Locate every line in the records below that contains the word "this", and copy each one.

##### Data entries #####

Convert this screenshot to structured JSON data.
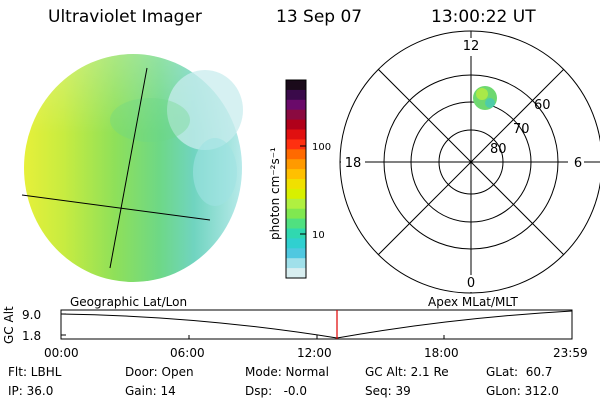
{
  "header": {
    "title": "Ultraviolet Imager",
    "date": "13 Sep 07",
    "time": "13:00:22 UT"
  },
  "colorbar": {
    "unit": "photon cm⁻²s⁻¹",
    "tick_labels": [
      "100",
      "10"
    ],
    "colors": [
      "#1a0a1a",
      "#3a0a4a",
      "#6a0a6a",
      "#8a0a40",
      "#b0001a",
      "#e01010",
      "#ff3010",
      "#ff6a00",
      "#ff9a00",
      "#ffc000",
      "#f0e000",
      "#d8f000",
      "#b0f040",
      "#80e850",
      "#50e080",
      "#30d8b0",
      "#30d0d0",
      "#50c8e0",
      "#a0e0ea",
      "#d8eef0"
    ]
  },
  "polar": {
    "mlt_labels": {
      "top": "12",
      "left": "18",
      "right": "6",
      "bottom": "0"
    },
    "lat_labels": [
      "60",
      "70",
      "80"
    ]
  },
  "track": {
    "left_label": "Geographic Lat/Lon",
    "right_label": "Apex MLat/MLT",
    "y_axis_label": "GC Alt",
    "y_ticks": [
      "9.0",
      "1.8"
    ],
    "x_ticks": [
      "00:00",
      "06:00",
      "12:00",
      "18:00",
      "23:59"
    ]
  },
  "status": {
    "flt": "Flt: LBHL",
    "ip": "IP: 36.0",
    "door": "Door: Open",
    "gain": "Gain: 14",
    "mode": "Mode: Normal",
    "dsp": "Dsp:   -0.0",
    "gcalt": "GC Alt: 2.1 Re",
    "seq": "Seq: 39",
    "glat": "GLat:  60.7",
    "glon": "GLon: 312.0"
  }
}
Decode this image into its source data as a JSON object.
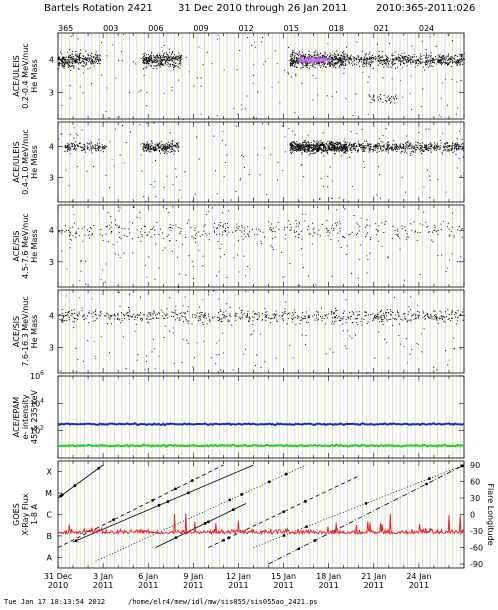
{
  "header": {
    "title": "Bartels Rotation 2421",
    "date_range": "31 Dec 2010 through 26 Jan 2011",
    "doy_range": "2010:365-2011:026"
  },
  "footer": {
    "timestamp": "Tue Jan 17 18:13:54 2012",
    "path": "/home/elr4/mew/idl/mw/sis055/sis055ao_2421.ps"
  },
  "colors": {
    "background": "#ffffff",
    "stripe_yellow": "#f4f2a8",
    "stripe_blue": "#bcd0ee",
    "ace_blue": "#1530c0",
    "ace_green": "#20d020",
    "goes_red": "#e81818",
    "highlight_magenta": "#d070ff"
  },
  "chart_data": [
    {
      "type": "scatter",
      "panel": "uleis-0.2-0.4",
      "ylabel": [
        "ACE/ULEIS",
        "0.2-0.4 MeV/nuc",
        "He Mass"
      ],
      "ylim": [
        2.2,
        4.8
      ],
      "yticks": [
        "3",
        "4"
      ],
      "doy_ticks": [
        "365",
        "003",
        "006",
        "009",
        "012",
        "015",
        "018",
        "021",
        "024"
      ],
      "clusters": [
        {
          "start_day": 0.0,
          "end_day": 1.4,
          "center": 4.0,
          "spread": 0.18,
          "density": 120
        },
        {
          "start_day": 1.4,
          "end_day": 2.8,
          "center": 4.0,
          "spread": 0.14,
          "density": 80
        },
        {
          "start_day": 5.6,
          "end_day": 8.2,
          "center": 4.0,
          "spread": 0.16,
          "density": 120
        },
        {
          "start_day": 15.4,
          "end_day": 19.0,
          "center": 4.0,
          "spread": 0.15,
          "density": 140
        },
        {
          "start_day": 19.0,
          "end_day": 27.0,
          "center": 4.0,
          "spread": 0.14,
          "density": 70
        },
        {
          "start_day": 20.6,
          "end_day": 22.6,
          "center": 2.85,
          "spread": 0.1,
          "density": 20
        }
      ],
      "highlight": {
        "start_day": 16.0,
        "end_day": 18.0,
        "value": 4.0
      }
    },
    {
      "type": "scatter",
      "panel": "uleis-0.4-1.0",
      "ylabel": [
        "ACE/ULEIS",
        "0.4-1.0 MeV/nuc",
        "He Mass"
      ],
      "ylim": [
        2.2,
        4.8
      ],
      "yticks": [
        "3",
        "4"
      ],
      "clusters": [
        {
          "start_day": 0.4,
          "end_day": 3.2,
          "center": 4.0,
          "spread": 0.1,
          "density": 50
        },
        {
          "start_day": 5.6,
          "end_day": 8.0,
          "center": 4.0,
          "spread": 0.12,
          "density": 90
        },
        {
          "start_day": 15.4,
          "end_day": 19.2,
          "center": 4.0,
          "spread": 0.13,
          "density": 160
        },
        {
          "start_day": 19.2,
          "end_day": 27.0,
          "center": 4.0,
          "spread": 0.12,
          "density": 60
        }
      ]
    },
    {
      "type": "scatter",
      "panel": "sis-4.5-7.6",
      "ylabel": [
        "ACE/SIS",
        "4.5-7.6 MeV/nuc",
        "He Mass"
      ],
      "ylim": [
        2.2,
        4.8
      ],
      "yticks": [
        "3",
        "4"
      ],
      "clusters": [
        {
          "start_day": 0.0,
          "end_day": 27.0,
          "center": 4.0,
          "spread": 0.22,
          "density": 12
        }
      ]
    },
    {
      "type": "scatter",
      "panel": "sis-7.6-16.3",
      "ylabel": [
        "ACE/SIS",
        "7.6-16.3 MeV/nuc",
        "He Mass"
      ],
      "ylim": [
        2.2,
        4.8
      ],
      "yticks": [
        "3",
        "4"
      ],
      "clusters": [
        {
          "start_day": 0.0,
          "end_day": 27.0,
          "center": 4.0,
          "spread": 0.16,
          "density": 24
        }
      ]
    },
    {
      "type": "line",
      "panel": "epam",
      "ylabel": [
        "ACE/EPAM",
        "e- intensity",
        "45 & 235 keV"
      ],
      "yscale": "log",
      "ylim": [
        1,
        1000000
      ],
      "yticks": [
        "10^2",
        "10^4",
        "10^6"
      ],
      "series": [
        {
          "color": "blue",
          "level": 300
        },
        {
          "color": "green",
          "level": 8
        }
      ]
    },
    {
      "type": "line",
      "panel": "goes",
      "ylabel": [
        "GOES",
        "X-Ray Flux",
        "1-8 A"
      ],
      "left_ticks": [
        "A",
        "B",
        "C",
        "M",
        "X"
      ],
      "right_label": "Flare Longitude",
      "right_ticks": [
        "90",
        "60",
        "30",
        "0",
        "-30",
        "-60",
        "-90"
      ],
      "xray_class_level": 1.6,
      "flare_longitude_tracks": [
        {
          "start_day": 0.0,
          "start_lon": 30,
          "end_day": 3.0,
          "end_lon": 90,
          "style": "solid"
        },
        {
          "start_day": 0.0,
          "start_lon": -60,
          "end_day": 11.0,
          "end_lon": 90,
          "style": "dashed"
        },
        {
          "start_day": 1.0,
          "start_lon": -50,
          "end_day": 13.0,
          "end_lon": 90,
          "style": "solid"
        },
        {
          "start_day": 2.5,
          "start_lon": -85,
          "end_day": 16.5,
          "end_lon": 90,
          "style": "dotted"
        },
        {
          "start_day": 6.5,
          "start_lon": -60,
          "end_day": 12.5,
          "end_lon": 20,
          "style": "solid"
        },
        {
          "start_day": 10.0,
          "start_lon": -60,
          "end_day": 20.0,
          "end_lon": 70,
          "style": "dashed"
        },
        {
          "start_day": 13.0,
          "start_lon": -60,
          "end_day": 27.0,
          "end_lon": 90,
          "style": "dotted"
        },
        {
          "start_day": 14.0,
          "start_lon": -90,
          "end_day": 27.0,
          "end_lon": 90,
          "style": "dashdot"
        }
      ],
      "x_tick_labels": [
        {
          "day": 0,
          "date": "31 Dec",
          "year": "2010"
        },
        {
          "day": 3,
          "date": "3 Jan",
          "year": "2011"
        },
        {
          "day": 6,
          "date": "6 Jan",
          "year": "2011"
        },
        {
          "day": 9,
          "date": "9 Jan",
          "year": "2011"
        },
        {
          "day": 12,
          "date": "12 Jan",
          "year": "2011"
        },
        {
          "day": 15,
          "date": "15 Jan",
          "year": "2011"
        },
        {
          "day": 18,
          "date": "18 Jan",
          "year": "2011"
        },
        {
          "day": 21,
          "date": "21 Jan",
          "year": "2011"
        },
        {
          "day": 24,
          "date": "24 Jan",
          "year": "2011"
        }
      ]
    }
  ]
}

#####

◆ Correct response:
Convert this screenshot to structured JSON data.
Decode this image into its source data as a JSON object.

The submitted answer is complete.